GIVEN REQUEST
Pick out each line below containing "title".

## BEGIN INFORMATION PROVIDED

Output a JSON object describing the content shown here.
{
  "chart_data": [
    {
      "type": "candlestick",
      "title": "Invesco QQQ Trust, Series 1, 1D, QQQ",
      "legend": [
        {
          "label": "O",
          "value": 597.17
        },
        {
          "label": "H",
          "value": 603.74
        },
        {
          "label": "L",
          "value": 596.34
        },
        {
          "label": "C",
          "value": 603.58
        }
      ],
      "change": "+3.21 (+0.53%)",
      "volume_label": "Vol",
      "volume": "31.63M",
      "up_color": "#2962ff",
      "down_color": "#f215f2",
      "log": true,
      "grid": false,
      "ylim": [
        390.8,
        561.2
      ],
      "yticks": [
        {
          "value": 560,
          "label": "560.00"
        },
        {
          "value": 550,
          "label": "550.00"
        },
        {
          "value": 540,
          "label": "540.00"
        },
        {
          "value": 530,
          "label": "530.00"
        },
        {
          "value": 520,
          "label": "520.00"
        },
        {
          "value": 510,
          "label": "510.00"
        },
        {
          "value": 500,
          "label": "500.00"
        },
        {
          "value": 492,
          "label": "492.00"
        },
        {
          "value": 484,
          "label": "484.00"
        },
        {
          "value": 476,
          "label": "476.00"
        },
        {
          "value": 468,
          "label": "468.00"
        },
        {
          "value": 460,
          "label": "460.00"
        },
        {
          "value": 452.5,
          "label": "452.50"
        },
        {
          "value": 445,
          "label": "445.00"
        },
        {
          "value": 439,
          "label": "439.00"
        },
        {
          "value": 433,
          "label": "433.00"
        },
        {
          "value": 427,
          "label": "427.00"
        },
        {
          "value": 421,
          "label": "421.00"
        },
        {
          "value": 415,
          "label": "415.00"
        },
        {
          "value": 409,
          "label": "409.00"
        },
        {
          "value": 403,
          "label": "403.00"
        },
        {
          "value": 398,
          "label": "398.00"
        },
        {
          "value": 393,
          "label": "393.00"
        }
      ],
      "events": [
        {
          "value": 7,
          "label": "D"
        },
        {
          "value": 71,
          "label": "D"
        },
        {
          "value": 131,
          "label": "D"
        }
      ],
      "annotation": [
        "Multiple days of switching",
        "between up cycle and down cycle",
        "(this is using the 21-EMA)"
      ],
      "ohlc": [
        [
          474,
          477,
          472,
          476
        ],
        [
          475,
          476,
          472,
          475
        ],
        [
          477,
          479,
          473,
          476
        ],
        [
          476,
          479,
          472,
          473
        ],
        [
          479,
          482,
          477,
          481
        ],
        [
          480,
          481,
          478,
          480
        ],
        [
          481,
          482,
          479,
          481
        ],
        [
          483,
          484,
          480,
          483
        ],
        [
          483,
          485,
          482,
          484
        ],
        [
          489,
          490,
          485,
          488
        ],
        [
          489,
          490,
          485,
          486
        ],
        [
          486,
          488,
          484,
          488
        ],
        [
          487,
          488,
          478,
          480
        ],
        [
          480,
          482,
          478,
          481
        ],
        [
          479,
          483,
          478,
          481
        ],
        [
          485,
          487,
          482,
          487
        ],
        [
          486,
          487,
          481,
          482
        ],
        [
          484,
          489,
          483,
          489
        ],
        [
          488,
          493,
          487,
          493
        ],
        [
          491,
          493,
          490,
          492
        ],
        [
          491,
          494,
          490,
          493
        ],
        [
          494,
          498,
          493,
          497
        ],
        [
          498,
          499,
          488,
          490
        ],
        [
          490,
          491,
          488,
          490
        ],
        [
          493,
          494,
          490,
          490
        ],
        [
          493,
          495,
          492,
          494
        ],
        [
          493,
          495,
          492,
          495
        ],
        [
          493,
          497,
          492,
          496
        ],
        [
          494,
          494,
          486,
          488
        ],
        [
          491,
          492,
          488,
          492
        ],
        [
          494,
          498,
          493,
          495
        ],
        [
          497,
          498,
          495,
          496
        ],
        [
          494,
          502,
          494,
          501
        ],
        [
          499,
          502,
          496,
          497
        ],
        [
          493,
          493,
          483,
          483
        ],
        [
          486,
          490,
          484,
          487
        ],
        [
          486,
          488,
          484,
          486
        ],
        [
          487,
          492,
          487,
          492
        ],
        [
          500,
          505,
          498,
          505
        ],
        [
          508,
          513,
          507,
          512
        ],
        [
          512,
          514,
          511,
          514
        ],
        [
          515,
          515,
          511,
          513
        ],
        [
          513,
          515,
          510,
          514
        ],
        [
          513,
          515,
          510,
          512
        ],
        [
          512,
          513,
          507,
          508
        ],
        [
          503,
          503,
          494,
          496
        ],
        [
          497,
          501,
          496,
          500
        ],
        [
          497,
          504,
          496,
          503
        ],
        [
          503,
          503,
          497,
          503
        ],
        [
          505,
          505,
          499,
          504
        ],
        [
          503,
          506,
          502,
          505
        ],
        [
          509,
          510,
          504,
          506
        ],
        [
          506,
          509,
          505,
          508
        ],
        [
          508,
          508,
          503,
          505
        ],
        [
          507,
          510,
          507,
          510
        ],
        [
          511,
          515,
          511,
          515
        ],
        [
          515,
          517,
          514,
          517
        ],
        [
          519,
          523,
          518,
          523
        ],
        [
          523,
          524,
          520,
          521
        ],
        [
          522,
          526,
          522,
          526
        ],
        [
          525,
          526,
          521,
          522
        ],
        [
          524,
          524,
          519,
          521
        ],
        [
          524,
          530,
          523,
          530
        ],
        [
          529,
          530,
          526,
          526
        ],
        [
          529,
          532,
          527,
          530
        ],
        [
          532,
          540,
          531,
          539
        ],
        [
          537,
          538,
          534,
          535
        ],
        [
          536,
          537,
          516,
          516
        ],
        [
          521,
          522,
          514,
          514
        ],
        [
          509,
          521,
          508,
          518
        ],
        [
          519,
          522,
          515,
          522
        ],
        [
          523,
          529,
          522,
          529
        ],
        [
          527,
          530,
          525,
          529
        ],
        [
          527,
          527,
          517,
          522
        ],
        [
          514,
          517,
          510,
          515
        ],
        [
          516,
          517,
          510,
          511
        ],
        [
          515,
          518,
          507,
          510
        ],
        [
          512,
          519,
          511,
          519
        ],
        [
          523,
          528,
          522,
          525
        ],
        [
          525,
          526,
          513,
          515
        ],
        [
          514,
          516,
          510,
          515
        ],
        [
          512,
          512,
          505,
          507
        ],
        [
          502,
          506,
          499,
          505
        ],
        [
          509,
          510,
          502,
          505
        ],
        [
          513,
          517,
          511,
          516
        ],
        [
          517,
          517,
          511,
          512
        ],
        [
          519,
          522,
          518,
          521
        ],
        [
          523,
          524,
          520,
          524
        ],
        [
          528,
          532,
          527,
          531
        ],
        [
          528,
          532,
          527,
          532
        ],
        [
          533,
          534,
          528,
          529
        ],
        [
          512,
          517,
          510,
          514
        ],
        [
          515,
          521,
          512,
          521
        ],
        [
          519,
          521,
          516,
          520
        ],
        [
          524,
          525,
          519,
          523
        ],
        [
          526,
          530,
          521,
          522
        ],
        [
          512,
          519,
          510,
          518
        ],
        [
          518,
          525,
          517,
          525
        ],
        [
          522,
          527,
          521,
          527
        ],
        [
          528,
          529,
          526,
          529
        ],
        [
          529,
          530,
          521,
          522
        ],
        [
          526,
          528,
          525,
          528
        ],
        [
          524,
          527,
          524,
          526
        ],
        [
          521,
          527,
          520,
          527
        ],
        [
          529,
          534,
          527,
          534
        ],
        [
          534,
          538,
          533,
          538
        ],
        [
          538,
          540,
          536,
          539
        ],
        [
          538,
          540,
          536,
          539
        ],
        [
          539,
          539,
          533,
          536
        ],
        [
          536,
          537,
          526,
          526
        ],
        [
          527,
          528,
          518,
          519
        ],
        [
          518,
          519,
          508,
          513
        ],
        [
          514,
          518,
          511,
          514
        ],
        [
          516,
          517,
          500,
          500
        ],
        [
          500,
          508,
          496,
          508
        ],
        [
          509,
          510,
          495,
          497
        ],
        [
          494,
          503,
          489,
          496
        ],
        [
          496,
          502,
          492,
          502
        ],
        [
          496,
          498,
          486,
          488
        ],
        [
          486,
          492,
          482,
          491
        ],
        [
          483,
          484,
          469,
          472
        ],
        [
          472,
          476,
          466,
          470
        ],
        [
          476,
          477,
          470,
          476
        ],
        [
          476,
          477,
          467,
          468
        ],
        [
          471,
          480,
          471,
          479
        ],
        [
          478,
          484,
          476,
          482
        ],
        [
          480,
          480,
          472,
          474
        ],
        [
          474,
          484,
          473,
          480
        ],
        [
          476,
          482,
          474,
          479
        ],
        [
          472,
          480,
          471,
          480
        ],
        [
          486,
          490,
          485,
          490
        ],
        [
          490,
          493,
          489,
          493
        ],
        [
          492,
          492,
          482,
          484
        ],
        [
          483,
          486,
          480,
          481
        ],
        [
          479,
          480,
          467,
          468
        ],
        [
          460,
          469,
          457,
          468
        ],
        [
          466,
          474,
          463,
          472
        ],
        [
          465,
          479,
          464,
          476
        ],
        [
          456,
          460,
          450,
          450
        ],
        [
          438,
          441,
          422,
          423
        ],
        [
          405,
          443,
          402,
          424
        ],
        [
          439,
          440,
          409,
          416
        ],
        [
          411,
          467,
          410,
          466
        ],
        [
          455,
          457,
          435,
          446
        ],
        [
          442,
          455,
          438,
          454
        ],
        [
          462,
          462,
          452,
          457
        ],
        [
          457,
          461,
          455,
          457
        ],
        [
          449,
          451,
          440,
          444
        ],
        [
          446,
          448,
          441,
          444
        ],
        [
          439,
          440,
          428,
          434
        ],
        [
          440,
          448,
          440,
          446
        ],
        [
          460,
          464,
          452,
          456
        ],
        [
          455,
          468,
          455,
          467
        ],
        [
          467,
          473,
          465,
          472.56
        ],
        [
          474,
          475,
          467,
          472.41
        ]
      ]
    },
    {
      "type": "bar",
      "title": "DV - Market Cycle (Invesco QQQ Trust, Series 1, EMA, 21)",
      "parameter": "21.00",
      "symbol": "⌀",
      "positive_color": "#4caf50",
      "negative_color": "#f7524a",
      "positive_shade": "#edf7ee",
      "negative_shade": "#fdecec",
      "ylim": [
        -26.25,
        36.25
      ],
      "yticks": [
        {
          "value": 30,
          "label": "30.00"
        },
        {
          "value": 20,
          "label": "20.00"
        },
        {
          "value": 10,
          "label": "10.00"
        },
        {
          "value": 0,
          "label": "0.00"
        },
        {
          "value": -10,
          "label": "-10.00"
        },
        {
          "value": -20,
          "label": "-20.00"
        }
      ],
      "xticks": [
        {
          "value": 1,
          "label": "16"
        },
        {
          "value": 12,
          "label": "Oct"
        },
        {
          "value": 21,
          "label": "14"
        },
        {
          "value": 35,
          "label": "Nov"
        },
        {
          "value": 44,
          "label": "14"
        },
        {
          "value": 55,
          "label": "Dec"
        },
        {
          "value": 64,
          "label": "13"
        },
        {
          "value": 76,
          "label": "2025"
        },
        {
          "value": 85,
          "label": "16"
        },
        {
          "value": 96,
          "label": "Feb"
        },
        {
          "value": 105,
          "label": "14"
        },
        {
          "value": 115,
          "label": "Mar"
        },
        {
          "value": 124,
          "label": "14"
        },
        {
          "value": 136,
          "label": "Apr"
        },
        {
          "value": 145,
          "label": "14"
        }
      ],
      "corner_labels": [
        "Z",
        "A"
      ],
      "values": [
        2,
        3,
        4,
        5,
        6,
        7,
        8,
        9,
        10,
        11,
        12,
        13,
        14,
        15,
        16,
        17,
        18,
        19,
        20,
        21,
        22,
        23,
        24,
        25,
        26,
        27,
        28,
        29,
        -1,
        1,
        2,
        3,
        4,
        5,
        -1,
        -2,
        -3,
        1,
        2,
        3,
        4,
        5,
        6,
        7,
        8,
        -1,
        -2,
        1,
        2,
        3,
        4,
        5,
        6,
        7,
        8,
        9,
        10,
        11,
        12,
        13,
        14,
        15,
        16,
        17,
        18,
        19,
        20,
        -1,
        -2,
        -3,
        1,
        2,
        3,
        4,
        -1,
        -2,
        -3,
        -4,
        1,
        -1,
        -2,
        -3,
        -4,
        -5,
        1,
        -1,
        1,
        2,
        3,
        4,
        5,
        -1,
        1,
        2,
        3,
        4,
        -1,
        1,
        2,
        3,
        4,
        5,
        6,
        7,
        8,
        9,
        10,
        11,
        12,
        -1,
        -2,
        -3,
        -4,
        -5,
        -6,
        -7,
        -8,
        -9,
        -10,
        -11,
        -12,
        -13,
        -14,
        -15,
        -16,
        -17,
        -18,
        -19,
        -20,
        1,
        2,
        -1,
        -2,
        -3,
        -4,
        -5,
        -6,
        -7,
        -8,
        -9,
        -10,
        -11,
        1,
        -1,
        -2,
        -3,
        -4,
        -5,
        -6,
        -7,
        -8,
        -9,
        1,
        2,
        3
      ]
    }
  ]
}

## END INFORMATION PROVIDED

TASK OUTPUT
      "title": "Invesco QQQ Trust, Series 1, 1D, QQQ",
      "title": "DV - Market Cycle (Invesco QQQ Trust, Series 1, EMA, 21)",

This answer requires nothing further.